Data entries:
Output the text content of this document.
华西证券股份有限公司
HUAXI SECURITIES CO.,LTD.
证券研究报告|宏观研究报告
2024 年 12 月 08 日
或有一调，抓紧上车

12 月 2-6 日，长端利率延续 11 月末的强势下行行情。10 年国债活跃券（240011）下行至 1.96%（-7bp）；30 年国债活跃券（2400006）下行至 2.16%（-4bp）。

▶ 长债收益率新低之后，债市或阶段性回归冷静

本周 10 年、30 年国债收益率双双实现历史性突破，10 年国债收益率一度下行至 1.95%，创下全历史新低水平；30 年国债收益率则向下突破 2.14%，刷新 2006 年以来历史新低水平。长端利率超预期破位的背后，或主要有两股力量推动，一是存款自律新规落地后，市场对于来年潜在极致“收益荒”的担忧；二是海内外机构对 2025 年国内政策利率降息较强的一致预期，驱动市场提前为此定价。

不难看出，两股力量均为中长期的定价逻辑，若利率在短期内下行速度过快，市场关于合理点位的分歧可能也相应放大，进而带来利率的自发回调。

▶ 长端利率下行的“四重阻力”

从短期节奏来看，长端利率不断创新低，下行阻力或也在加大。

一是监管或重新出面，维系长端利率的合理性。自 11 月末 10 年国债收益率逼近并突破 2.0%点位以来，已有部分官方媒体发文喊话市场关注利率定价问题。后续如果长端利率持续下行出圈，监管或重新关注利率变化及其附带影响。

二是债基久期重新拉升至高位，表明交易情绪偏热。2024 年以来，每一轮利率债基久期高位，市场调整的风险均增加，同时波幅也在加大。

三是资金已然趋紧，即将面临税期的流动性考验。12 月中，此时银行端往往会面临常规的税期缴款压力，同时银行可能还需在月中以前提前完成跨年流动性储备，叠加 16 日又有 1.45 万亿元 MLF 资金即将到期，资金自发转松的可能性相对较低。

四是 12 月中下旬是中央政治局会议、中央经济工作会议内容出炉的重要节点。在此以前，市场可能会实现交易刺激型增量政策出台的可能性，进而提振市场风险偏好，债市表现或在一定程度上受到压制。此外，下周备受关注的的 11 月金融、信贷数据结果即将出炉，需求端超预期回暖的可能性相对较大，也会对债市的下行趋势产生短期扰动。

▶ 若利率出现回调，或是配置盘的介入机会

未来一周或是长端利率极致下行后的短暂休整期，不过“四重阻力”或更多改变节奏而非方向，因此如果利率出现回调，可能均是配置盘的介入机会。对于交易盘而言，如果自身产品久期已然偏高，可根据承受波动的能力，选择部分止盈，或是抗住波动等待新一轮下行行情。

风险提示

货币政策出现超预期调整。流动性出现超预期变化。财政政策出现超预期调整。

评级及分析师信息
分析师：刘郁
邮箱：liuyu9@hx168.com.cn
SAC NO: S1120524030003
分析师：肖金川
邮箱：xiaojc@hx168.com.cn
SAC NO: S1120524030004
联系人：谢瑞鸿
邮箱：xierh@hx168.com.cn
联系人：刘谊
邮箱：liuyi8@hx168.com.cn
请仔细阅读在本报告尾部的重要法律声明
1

* Stated exercise: Using the material above, state how many lines include the string "四重阻力". Answer with a single number.

* Written answer: 2